--- Begin Available data ---
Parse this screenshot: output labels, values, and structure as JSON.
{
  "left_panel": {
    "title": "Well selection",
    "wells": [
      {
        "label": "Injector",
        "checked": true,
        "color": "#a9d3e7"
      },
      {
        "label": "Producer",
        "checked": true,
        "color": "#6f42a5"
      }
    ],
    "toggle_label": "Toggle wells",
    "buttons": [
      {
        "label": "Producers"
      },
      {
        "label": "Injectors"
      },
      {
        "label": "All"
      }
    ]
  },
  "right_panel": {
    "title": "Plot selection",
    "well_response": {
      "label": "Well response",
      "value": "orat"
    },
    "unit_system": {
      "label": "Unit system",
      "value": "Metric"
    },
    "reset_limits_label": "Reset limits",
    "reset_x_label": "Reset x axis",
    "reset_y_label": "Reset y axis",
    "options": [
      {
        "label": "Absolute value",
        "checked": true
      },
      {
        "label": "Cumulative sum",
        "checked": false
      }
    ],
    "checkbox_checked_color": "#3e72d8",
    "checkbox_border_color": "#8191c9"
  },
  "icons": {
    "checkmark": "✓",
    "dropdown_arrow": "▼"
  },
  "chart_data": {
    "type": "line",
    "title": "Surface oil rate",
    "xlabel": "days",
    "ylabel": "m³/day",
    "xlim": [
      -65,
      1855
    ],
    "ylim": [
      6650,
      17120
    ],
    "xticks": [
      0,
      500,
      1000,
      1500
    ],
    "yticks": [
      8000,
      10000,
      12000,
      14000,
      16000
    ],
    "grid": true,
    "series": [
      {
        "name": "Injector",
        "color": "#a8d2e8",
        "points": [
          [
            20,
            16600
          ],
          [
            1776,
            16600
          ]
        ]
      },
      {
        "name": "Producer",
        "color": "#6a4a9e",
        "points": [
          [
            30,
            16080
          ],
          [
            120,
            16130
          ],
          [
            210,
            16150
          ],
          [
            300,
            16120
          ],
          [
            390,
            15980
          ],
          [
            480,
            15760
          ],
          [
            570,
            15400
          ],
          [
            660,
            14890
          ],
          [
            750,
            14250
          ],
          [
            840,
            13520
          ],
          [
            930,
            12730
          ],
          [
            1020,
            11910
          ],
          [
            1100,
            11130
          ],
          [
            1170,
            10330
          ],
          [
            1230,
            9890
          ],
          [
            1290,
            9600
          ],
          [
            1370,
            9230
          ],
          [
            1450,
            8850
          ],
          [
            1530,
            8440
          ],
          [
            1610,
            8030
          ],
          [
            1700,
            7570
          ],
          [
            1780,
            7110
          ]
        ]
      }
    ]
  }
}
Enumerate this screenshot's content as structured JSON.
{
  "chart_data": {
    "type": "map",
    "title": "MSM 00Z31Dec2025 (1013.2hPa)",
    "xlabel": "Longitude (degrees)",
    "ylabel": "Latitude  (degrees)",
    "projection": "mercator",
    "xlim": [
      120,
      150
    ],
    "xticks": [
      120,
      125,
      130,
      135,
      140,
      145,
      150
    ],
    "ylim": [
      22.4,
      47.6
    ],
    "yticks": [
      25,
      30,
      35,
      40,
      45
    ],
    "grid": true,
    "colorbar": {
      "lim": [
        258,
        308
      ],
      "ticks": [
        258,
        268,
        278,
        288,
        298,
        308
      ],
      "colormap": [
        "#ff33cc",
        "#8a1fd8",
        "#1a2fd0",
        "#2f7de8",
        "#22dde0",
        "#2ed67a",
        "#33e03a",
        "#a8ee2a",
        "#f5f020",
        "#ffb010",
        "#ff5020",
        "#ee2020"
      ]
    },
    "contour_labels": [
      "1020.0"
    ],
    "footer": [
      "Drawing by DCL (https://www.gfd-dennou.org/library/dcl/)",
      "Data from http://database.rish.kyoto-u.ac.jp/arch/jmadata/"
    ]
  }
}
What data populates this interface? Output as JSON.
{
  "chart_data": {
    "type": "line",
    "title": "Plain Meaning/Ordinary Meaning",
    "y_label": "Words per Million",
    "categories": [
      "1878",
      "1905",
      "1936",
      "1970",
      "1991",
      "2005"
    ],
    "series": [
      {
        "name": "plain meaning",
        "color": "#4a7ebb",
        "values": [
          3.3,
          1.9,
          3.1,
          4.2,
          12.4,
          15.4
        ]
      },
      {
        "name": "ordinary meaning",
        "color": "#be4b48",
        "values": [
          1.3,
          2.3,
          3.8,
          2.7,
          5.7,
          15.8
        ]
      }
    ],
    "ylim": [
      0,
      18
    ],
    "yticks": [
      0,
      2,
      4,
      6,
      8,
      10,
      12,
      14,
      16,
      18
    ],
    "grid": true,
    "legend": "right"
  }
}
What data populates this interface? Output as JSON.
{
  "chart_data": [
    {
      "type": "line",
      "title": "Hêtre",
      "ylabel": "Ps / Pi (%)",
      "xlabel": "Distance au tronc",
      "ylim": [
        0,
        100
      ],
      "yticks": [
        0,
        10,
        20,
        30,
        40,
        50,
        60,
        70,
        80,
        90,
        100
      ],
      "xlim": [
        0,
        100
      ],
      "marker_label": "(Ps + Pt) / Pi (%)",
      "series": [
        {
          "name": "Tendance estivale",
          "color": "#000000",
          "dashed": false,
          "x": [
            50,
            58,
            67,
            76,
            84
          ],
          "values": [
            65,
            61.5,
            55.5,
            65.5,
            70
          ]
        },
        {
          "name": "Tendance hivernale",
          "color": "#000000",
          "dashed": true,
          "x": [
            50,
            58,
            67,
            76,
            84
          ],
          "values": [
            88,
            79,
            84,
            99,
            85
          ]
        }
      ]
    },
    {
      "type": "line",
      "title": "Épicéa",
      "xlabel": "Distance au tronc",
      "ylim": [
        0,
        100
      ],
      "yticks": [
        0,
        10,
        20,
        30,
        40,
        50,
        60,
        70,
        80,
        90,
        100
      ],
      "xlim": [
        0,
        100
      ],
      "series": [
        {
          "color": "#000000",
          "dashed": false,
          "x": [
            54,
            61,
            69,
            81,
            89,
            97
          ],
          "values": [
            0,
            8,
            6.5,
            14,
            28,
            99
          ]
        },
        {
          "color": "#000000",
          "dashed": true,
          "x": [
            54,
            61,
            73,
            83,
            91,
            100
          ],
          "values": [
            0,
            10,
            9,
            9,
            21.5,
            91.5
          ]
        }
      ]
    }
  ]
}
--- End Available data ---
→ Exercise brief
Find every line in the records above that contains the word "JSON", and copy each one.

→ Result of the exercise
Parse this screenshot: output labels, values, and structure as JSON.
Enumerate this screenshot's content as structured JSON.
What data populates this interface? Output as JSON.
What data populates this interface? Output as JSON.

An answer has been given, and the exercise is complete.